Stored records
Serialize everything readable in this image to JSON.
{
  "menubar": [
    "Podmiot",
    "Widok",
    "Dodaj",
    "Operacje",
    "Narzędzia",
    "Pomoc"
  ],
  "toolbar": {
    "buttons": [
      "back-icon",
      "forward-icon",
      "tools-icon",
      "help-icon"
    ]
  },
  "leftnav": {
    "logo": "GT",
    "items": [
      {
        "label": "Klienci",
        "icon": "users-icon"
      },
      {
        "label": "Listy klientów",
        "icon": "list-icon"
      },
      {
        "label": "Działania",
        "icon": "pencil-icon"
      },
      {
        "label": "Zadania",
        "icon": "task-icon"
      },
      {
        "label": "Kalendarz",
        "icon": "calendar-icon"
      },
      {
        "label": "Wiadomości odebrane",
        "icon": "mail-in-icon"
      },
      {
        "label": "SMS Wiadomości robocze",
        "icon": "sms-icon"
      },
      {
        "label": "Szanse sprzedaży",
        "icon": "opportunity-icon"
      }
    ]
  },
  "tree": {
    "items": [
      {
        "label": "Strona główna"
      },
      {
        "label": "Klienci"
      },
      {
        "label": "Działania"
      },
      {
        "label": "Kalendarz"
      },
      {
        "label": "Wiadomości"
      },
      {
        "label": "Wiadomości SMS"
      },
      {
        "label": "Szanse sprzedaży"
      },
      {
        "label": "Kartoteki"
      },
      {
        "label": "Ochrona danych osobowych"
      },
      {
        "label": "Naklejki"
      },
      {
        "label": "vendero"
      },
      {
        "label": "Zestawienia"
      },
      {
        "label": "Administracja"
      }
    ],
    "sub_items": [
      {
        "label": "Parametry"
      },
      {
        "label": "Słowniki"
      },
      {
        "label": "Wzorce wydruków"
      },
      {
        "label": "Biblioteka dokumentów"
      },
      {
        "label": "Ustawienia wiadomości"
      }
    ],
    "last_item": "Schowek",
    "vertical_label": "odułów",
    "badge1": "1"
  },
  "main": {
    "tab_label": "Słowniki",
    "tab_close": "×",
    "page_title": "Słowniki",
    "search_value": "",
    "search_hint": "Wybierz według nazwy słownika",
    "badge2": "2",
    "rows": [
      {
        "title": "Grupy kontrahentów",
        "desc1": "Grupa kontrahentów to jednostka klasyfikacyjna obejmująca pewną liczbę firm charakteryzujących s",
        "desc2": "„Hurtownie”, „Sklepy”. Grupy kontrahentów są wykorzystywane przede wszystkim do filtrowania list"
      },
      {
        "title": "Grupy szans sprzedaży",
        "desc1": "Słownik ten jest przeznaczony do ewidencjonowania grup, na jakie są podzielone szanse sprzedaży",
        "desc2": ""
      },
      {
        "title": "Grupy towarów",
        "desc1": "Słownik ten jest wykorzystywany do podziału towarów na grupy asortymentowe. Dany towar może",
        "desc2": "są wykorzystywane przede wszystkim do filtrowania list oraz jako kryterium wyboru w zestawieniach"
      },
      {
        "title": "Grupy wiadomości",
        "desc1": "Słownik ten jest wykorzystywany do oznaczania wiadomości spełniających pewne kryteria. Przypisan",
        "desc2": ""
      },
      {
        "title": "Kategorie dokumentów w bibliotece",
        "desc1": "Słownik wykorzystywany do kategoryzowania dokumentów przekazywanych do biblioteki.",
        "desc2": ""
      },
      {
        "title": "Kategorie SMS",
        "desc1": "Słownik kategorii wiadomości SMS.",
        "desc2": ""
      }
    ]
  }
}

YOUR GOAL - Extract every line above exactly as it stands.

WRITTEN REPLY -
Serialize everything readable in this image to JSON.
{
  "menubar": [
    "Podmiot",
    "Widok",
    "Dodaj",
    "Operacje",
    "Narzędzia",
    "Pomoc"
  ],
  "toolbar": {
    "buttons": [
      "back-icon",
      "forward-icon",
      "tools-icon",
      "help-icon"
    ]
  },
  "leftnav": {
    "logo": "GT",
    "items": [
      {
        "label": "Klienci",
        "icon": "users-icon"
      },
      {
        "label": "Listy klientów",
        "icon": "list-icon"
      },
      {
        "label": "Działania",
        "icon": "pencil-icon"
      },
      {
        "label": "Zadania",
        "icon": "task-icon"
      },
      {
        "label": "Kalendarz",
        "icon": "calendar-icon"
      },
      {
        "label": "Wiadomości odebrane",
        "icon": "mail-in-icon"
      },
      {
        "label": "SMS Wiadomości robocze",
        "icon": "sms-icon"
      },
      {
        "label": "Szanse sprzedaży",
        "icon": "opportunity-icon"
      }
    ]
  },
  "tree": {
    "items": [
      {
        "label": "Strona główna"
      },
      {
        "label": "Klienci"
      },
      {
        "label": "Działania"
      },
      {
        "label": "Kalendarz"
      },
      {
        "label": "Wiadomości"
      },
      {
        "label": "Wiadomości SMS"
      },
      {
        "label": "Szanse sprzedaży"
      },
      {
        "label": "Kartoteki"
      },
      {
        "label": "Ochrona danych osobowych"
      },
      {
        "label": "Naklejki"
      },
      {
        "label": "vendero"
      },
      {
        "label": "Zestawienia"
      },
      {
        "label": "Administracja"
      }
    ],
    "sub_items": [
      {
        "label": "Parametry"
      },
      {
        "label": "Słowniki"
      },
      {
        "label": "Wzorce wydruków"
      },
      {
        "label": "Biblioteka dokumentów"
      },
      {
        "label": "Ustawienia wiadomości"
      }
    ],
    "last_item": "Schowek",
    "vertical_label": "odułów",
    "badge1": "1"
  },
  "main": {
    "tab_label": "Słowniki",
    "tab_close": "×",
    "page_title": "Słowniki",
    "search_value": "",
    "search_hint": "Wybierz według nazwy słownika",
    "badge2": "2",
    "rows": [
      {
        "title": "Grupy kontrahentów",
        "desc1": "Grupa kontrahentów to jednostka klasyfikacyjna obejmująca pewną liczbę firm charakteryzujących s",
        "desc2": "„Hurtownie”, „Sklepy”. Grupy kontrahentów są wykorzystywane przede wszystkim do filtrowania list"
      },
      {
        "title": "Grupy szans sprzedaży",
        "desc1": "Słownik ten jest przeznaczony do ewidencjonowania grup, na jakie są podzielone szanse sprzedaży",
        "desc2": ""
      },
      {
        "title": "Grupy towarów",
        "desc1": "Słownik ten jest wykorzystywany do podziału towarów na grupy asortymentowe. Dany towar może",
        "desc2": "są wykorzystywane przede wszystkim do filtrowania list oraz jako kryterium wyboru w zestawieniach"
      },
      {
        "title": "Grupy wiadomości",
        "desc1": "Słownik ten jest wykorzystywany do oznaczania wiadomości spełniających pewne kryteria. Przypisan",
        "desc2": ""
      },
      {
        "title": "Kategorie dokumentów w bibliotece",
        "desc1": "Słownik wykorzystywany do kategoryzowania dokumentów przekazywanych do biblioteki.",
        "desc2": ""
      },
      {
        "title": "Kategorie SMS",
        "desc1": "Słownik kategorii wiadomości SMS.",
        "desc2": ""
      }
    ]
  }
}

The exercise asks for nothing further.